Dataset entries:
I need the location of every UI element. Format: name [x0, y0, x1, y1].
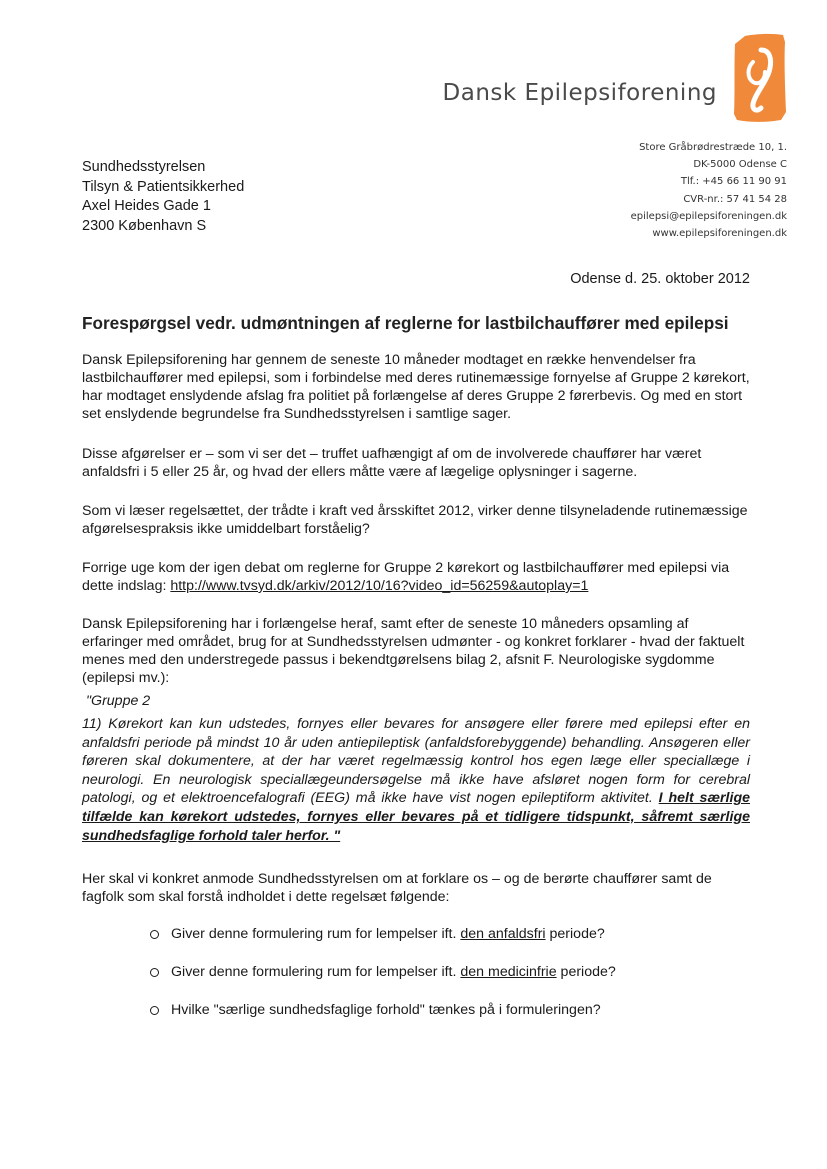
- video-link[interactable]: http://www.tvsyd.dk/arkiv/2012/10/16?video_id=56259&autoplay=1: [170, 578, 589, 594]
- recipient-line: Tilsyn & Patientsikkerhed: [82, 178, 245, 195]
- sender-email: epilepsi@epilepsiforeningen.dk: [630, 210, 787, 222]
- quote-emphasis: I helt særlige tilfælde kan kørekort udstedes, fornyes eller bevares på et tidligere tidspunkt, såfremt særlige sundhedsfaglige forhold taler herfor. ": [82, 790, 750, 844]
- sender-phone: Tlf.: +45 66 11 90 91: [680, 176, 787, 188]
- question-text: Giver denne formulering rum for lempelser ift.: [171, 964, 461, 980]
- body-paragraph-with-link: [82, 559, 752, 595]
- list-item: [150, 926, 616, 964]
- question-text: Hvilke "særlige sundhedsfaglige forhold" tænkes på i formuleringen?: [171, 1002, 601, 1018]
- question-text-end: periode?: [545, 926, 605, 942]
- recipient-line: Sundhedsstyrelsen: [82, 159, 206, 175]
- question-list: [150, 926, 616, 1040]
- circle-bullet-icon: [150, 1006, 159, 1015]
- body-paragraph: Dansk Epilepsiforening har gennem de seneste 10 måneder modtaget en række henvendelser fra lastbilchauffører med epilepsi, som i forbindelse med deres rutinemæssige fornyelse af Gruppe 2 kørekort, har modtaget enslydende afslag fra politiet på forlængelse af deres Gruppe 2 førerbevis. Og med en stort set enslydende begrundelse fra Sundhedsstyrelsen i samtlige sager.: [82, 352, 750, 422]
- recipient-line: Axel Heides Gade 1: [82, 198, 211, 215]
- body-paragraph: Dansk Epilepsiforening har i forlængelse heraf, samt efter de seneste 10 måneders opsamling af erfaringer med området, brug for at Sundhedsstyrelsen udmønter - og konkret forklarer - hvad der faktuelt menes med den understregede passus i bekendtgørelsens bilag 2, afsnit F. Neurologiske sygdomme (epilepsi mv.):: [82, 616, 745, 686]
- letter-date: Odense d. 25. oktober 2012: [570, 271, 750, 287]
- organization-name: Dansk Epilepsiforening: [442, 80, 717, 106]
- letter-subject: Forespørgsel vedr. udmøntningen af reglerne for lastbilchauffører med epilepsi: [82, 313, 729, 333]
- sender-address-line: Store Gråbrødrestræde 10, 1.: [639, 142, 787, 153]
- question-underlined: den medicinfrie: [460, 964, 557, 980]
- regulation-quote: [82, 715, 750, 845]
- sender-website: www.epilepsiforeningen.dk: [652, 228, 787, 240]
- paragraph-text: Forrige uge kom der igen debat om reglerne for Gruppe 2 kørekort og lastbilchauffører med epilepsi via dette indslag:: [82, 560, 730, 594]
- circle-bullet-icon: [150, 930, 159, 939]
- recipient-line: 2300 København S: [82, 218, 207, 235]
- body-paragraph: Som vi læser regelsættet, der trådte i kraft ved årsskiftet 2012, virker denne tilsyneladende rutinemæssige afgørelsespraksis ikke umiddelbart forståelig?: [82, 503, 748, 537]
- circle-bullet-icon: [150, 968, 159, 977]
- question-text: Giver denne formulering rum for lempelser ift.: [171, 926, 461, 942]
- list-item: [150, 1002, 616, 1040]
- orange-brushstroke-logo-icon: [731, 32, 787, 124]
- sender-address-block: [631, 139, 787, 242]
- recipient-address-block: [82, 158, 244, 237]
- body-paragraph: Her skal vi konkret anmode Sundhedsstyrelsen om at forklare os – og de berørte chauffører samt de fagfolk som skal forstå indholdet i dette regelsæt følgende:: [82, 871, 712, 905]
- list-item: [150, 964, 616, 1002]
- quote-heading: "Gruppe 2: [86, 693, 151, 709]
- sender-city-line: DK-5000 Odense C: [693, 159, 787, 171]
- body-paragraph: Disse afgørelser er – som vi ser det – truffet uafhængigt af om de involverede chauffører har været anfaldsfri i 5 eller 25 år, og hvad der ellers måtte være af lægelige oplysninger i sagerne.: [82, 446, 702, 480]
- question-text-end: periode?: [556, 964, 616, 980]
- sender-cvr: CVR-nr.: 57 41 54 28: [683, 193, 787, 205]
- question-underlined: den anfaldsfri: [460, 926, 546, 942]
- quote-text: 11) Kørekort kan kun udstedes, fornyes eller bevares for ansøgere eller førere med epilepsi efter en anfaldsfri periode på mindst 10 år uden antiepileptisk (anfaldsforebyggende) behandling. Ansøgeren eller føreren skal dokumentere, at der har været regelmæssig kontrol hos egen læge eller speciallæge i neurologi. En neurologisk speciallægeundersøgelse må ikke have afsløret nogen form for cerebral patologi, og et elektroencefalografi (EEG) må ikke have vist nogen epileptiform aktivitet.: [82, 716, 750, 807]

→ **Problem description**: In the entries above, find each line with the string "reglerne" and copy it.

→ **Solution to the problem**:
- letter-subject: Forespørgsel vedr. udmøntningen af reglerne for lastbilchauffører med epilepsi: [82, 313, 729, 333]
- paragraph-text: Forrige uge kom der igen debat om reglerne for Gruppe 2 kørekort og lastbilchauffører med epilepsi via dette indslag:: [82, 560, 730, 594]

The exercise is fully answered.